■ The problem: Answer with nothing but a number: how many lines include the word "name"?

■ Excerpted data:
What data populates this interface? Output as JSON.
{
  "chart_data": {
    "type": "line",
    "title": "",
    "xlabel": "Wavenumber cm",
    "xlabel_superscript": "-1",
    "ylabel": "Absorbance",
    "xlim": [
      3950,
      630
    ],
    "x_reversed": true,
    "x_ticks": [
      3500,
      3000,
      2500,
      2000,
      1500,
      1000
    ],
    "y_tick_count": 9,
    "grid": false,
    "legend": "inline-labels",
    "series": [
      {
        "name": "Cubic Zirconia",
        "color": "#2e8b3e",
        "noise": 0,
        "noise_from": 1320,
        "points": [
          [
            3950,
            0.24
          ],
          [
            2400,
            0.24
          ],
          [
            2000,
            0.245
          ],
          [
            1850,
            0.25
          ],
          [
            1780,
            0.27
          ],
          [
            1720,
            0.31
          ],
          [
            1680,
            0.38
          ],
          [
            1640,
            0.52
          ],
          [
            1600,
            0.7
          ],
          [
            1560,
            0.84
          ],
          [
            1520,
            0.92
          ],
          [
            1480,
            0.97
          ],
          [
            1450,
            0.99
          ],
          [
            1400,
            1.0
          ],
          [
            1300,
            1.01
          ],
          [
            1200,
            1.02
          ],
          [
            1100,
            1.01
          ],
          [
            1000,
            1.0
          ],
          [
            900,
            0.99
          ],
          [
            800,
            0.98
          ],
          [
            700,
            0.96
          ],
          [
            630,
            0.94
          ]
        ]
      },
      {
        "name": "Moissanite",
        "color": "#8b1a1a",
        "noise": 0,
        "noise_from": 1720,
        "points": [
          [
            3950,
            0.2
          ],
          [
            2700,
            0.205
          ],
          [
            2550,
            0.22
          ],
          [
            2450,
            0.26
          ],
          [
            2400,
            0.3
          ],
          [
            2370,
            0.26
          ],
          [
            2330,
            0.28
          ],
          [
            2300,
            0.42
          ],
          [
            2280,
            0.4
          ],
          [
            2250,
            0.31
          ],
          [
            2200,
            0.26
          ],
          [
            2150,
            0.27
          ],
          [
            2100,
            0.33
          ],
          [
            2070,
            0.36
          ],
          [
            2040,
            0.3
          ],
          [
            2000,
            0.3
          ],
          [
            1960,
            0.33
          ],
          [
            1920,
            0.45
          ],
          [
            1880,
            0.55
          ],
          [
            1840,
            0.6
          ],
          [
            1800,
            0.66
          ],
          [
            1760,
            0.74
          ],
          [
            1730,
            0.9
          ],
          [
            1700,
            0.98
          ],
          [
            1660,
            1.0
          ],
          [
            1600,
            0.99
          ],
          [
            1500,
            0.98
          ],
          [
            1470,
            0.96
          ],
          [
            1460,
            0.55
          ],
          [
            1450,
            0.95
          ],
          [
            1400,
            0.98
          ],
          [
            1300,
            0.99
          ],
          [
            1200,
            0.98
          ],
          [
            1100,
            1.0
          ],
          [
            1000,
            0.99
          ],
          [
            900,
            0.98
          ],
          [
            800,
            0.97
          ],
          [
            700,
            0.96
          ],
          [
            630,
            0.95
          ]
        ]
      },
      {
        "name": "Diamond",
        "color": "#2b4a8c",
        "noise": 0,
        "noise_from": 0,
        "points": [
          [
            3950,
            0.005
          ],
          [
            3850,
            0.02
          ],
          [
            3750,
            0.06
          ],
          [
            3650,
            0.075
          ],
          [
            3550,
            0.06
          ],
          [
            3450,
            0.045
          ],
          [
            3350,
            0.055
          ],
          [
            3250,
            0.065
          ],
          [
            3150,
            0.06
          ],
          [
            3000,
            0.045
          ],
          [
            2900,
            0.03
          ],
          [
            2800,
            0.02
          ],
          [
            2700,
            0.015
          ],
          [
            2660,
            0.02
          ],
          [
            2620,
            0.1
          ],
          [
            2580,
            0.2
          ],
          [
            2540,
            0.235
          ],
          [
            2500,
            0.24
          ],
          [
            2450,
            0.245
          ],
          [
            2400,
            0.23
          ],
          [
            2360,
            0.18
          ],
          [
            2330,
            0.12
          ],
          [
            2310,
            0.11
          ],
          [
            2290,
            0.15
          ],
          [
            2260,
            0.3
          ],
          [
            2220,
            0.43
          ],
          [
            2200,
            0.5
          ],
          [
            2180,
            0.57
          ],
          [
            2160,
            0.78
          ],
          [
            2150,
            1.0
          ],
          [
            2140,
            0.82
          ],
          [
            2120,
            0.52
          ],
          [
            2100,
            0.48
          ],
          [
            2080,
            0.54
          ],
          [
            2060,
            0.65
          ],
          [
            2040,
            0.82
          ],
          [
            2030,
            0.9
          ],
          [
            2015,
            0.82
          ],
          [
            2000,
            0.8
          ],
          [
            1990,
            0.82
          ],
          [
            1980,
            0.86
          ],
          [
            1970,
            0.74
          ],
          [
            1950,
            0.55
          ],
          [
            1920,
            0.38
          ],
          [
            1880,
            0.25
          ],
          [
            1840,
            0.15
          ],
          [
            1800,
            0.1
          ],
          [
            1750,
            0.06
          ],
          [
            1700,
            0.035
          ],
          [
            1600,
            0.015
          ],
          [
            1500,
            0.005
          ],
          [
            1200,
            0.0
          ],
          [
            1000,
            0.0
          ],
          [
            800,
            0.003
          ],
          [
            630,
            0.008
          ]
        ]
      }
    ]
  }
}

■ Exercise answer: 3